_THE REQUEST_
Rewrite the lines from the one with "Localize all elements." up to and including the one with "header-table: [80, 68, 870, 136]", swapping "Output format" for "Response format" and keeping everything else the same. Leave out the picture.

>> START DATA LINES

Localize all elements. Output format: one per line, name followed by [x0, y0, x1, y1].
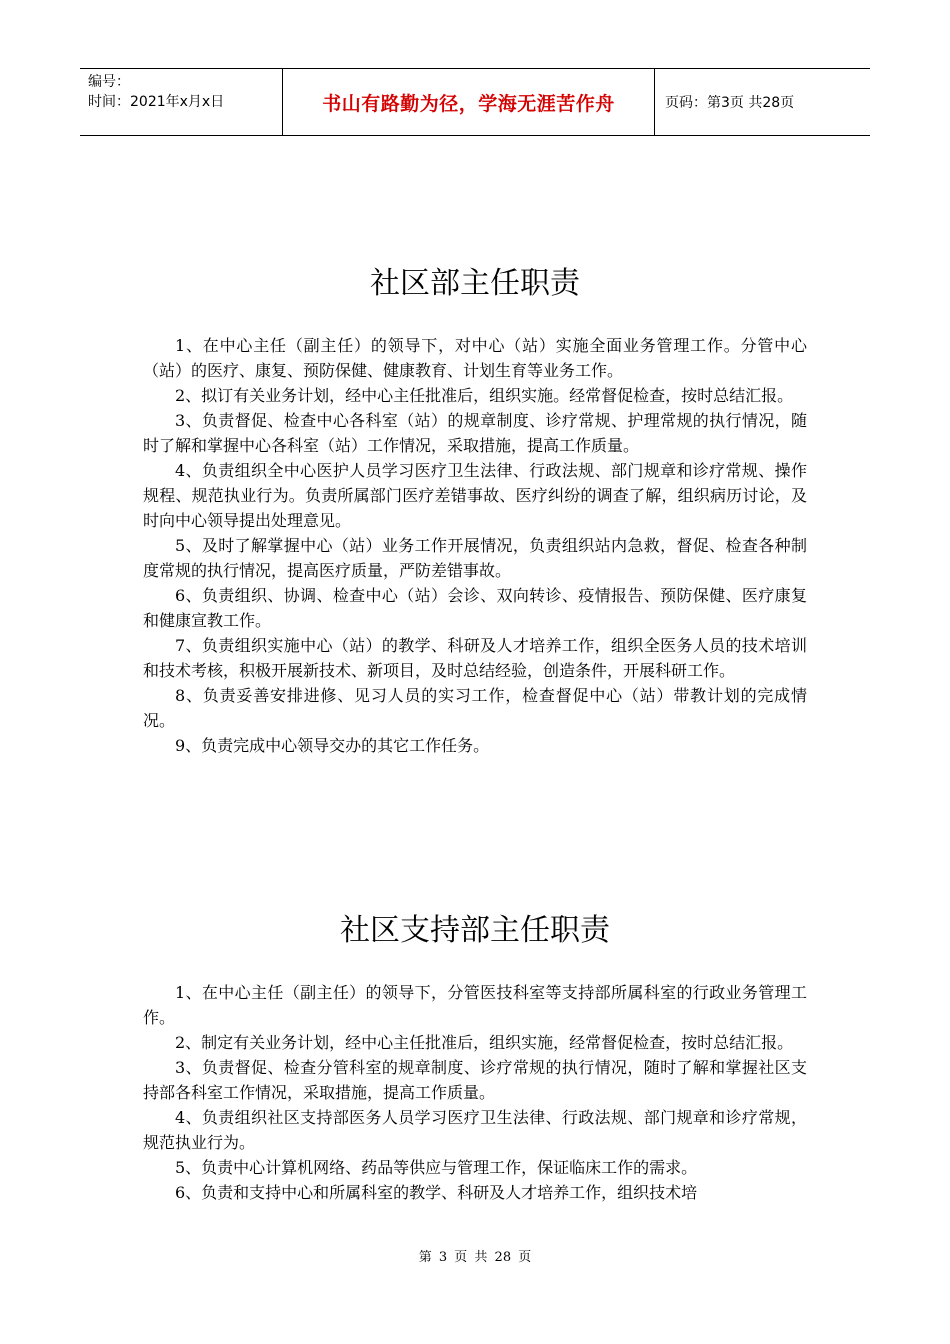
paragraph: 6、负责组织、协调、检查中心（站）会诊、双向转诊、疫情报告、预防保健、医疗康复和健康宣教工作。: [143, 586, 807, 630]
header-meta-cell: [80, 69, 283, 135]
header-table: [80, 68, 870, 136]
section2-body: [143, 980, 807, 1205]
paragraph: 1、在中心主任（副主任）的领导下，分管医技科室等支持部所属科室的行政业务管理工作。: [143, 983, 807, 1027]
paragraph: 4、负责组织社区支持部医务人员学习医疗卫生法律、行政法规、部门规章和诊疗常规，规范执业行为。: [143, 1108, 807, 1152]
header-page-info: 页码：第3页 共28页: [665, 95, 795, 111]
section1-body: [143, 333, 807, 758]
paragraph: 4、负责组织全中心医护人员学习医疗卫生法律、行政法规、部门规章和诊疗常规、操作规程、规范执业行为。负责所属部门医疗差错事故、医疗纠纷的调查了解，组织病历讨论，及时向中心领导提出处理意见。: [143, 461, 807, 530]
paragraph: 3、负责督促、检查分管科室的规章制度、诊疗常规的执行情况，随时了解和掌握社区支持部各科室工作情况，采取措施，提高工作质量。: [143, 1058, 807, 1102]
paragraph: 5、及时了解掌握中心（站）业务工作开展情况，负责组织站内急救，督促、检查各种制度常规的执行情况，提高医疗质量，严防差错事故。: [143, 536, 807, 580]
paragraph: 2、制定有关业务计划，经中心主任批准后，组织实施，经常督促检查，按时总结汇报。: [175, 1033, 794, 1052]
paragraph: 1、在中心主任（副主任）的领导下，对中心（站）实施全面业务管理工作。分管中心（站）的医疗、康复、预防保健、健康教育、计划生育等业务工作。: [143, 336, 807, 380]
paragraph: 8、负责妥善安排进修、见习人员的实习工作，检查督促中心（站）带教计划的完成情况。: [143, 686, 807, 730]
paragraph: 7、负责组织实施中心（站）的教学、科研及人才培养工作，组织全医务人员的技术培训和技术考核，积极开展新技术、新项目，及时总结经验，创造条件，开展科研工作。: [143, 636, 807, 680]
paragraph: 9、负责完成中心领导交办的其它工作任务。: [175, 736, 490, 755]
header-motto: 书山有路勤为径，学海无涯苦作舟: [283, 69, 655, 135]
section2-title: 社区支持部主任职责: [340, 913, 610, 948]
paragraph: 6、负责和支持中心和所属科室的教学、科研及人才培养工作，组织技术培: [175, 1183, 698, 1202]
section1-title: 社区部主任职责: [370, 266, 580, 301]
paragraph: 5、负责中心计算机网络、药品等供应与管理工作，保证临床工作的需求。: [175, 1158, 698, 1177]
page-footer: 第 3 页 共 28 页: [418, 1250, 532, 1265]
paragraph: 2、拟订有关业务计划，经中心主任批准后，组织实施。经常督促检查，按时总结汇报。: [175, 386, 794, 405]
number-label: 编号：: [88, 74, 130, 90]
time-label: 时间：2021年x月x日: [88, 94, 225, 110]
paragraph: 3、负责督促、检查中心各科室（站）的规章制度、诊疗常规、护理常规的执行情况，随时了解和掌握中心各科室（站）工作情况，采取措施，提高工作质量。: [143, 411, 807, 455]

>> END DATA LINES
>> START DATA LINES

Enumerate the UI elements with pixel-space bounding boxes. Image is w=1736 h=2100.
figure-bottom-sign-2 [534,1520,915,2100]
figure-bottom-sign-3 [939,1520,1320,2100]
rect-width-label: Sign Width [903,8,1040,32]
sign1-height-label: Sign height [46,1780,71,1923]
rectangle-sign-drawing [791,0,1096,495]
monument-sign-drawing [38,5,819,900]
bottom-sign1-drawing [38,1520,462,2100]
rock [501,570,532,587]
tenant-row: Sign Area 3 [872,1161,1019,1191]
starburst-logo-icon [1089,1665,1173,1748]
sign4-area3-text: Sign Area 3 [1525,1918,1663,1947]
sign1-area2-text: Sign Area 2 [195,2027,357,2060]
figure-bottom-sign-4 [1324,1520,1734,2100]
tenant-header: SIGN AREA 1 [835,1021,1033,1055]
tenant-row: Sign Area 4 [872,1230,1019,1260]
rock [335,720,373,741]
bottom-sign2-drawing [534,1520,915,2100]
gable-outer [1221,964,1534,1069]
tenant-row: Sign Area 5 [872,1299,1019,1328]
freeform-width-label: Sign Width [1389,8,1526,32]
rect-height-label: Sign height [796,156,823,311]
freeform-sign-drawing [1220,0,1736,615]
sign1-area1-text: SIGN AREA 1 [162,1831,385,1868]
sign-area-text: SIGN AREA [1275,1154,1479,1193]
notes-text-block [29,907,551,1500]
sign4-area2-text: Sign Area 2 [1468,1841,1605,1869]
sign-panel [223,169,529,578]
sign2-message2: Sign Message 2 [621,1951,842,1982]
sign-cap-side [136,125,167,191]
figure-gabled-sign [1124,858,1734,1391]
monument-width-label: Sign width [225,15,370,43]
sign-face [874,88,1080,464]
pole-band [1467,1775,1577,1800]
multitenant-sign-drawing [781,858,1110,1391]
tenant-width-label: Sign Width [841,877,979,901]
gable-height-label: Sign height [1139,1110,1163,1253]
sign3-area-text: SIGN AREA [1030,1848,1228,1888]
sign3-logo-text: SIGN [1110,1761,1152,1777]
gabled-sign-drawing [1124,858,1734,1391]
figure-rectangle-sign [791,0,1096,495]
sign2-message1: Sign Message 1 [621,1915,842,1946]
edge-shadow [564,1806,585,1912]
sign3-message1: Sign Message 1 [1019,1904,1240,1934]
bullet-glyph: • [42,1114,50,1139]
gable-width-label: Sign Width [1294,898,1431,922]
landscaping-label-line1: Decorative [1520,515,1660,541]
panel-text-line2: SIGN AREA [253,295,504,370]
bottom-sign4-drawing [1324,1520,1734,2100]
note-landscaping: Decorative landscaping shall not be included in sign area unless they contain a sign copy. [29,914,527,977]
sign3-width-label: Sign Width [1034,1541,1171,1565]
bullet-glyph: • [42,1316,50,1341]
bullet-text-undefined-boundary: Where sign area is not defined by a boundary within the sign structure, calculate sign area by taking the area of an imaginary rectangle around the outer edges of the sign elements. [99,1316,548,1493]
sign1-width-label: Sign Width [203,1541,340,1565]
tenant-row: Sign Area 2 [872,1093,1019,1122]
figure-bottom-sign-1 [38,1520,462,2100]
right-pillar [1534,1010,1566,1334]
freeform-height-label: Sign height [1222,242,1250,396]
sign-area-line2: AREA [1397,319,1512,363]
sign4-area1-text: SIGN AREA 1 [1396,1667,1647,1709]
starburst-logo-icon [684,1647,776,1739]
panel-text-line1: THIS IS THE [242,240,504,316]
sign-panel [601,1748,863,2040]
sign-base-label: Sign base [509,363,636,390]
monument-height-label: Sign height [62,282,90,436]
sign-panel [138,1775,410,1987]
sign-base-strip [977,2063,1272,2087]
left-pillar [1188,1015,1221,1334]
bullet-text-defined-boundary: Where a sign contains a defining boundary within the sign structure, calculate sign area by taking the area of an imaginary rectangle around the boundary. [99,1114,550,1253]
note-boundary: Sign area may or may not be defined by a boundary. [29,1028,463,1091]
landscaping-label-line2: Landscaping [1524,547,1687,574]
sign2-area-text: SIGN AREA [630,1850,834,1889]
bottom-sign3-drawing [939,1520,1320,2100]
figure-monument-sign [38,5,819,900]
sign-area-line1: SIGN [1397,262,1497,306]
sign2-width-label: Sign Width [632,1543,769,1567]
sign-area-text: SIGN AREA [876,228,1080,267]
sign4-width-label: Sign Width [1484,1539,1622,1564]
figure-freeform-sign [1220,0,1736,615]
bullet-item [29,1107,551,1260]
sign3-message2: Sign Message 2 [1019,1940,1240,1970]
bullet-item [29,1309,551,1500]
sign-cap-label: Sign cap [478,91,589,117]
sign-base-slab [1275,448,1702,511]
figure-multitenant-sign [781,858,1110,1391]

>> END DATA LINES
>> START DATA LINES

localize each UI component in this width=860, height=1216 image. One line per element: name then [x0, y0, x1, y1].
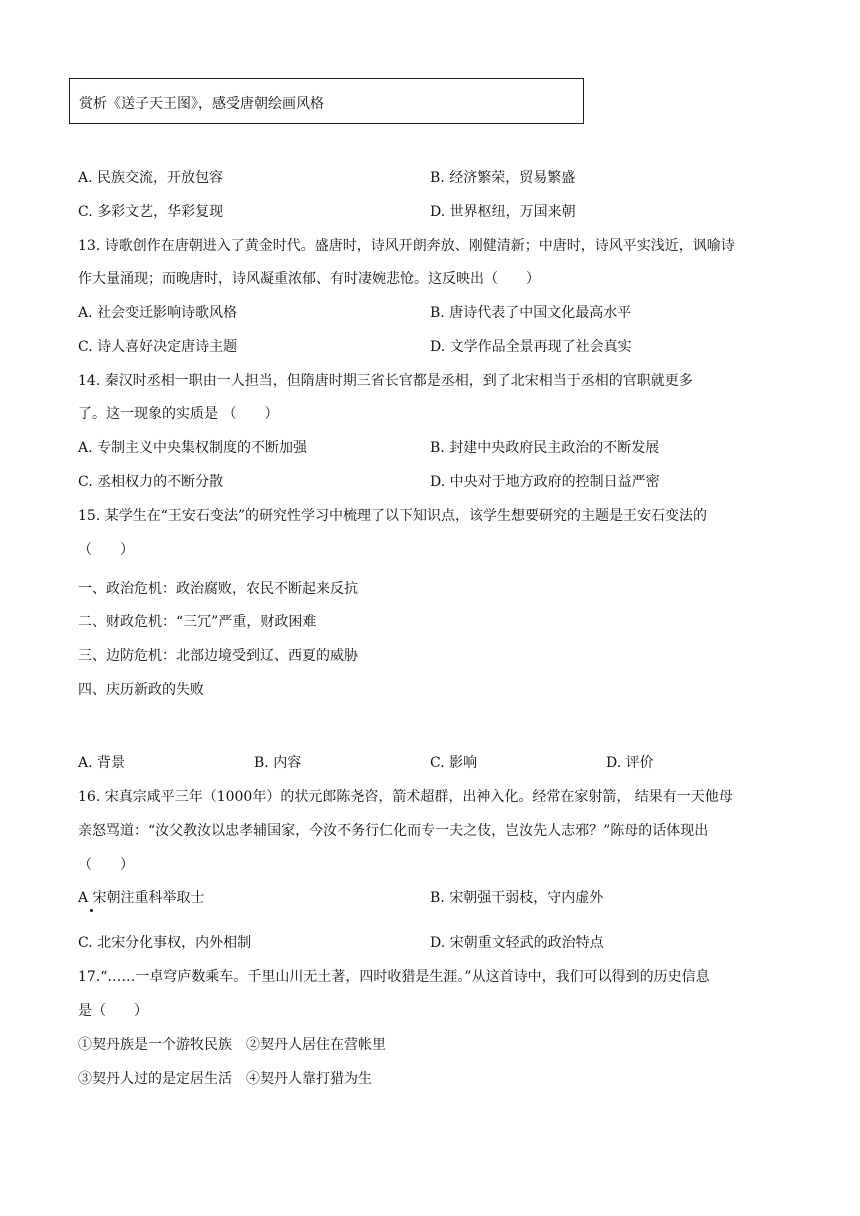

>> END DATA LINES

_FINISHED ANSWER_
Localize all elements. Response format: one per line, name followed by [x0, y0, x1, y1].
paragraph: 6、负责组织、协调、检查中心（站）会诊、双向转诊、疫情报告、预防保健、医疗康复和健康宣教工作。: [143, 586, 807, 630]
header-meta-cell: [80, 69, 283, 135]
header-table: [80, 68, 870, 136]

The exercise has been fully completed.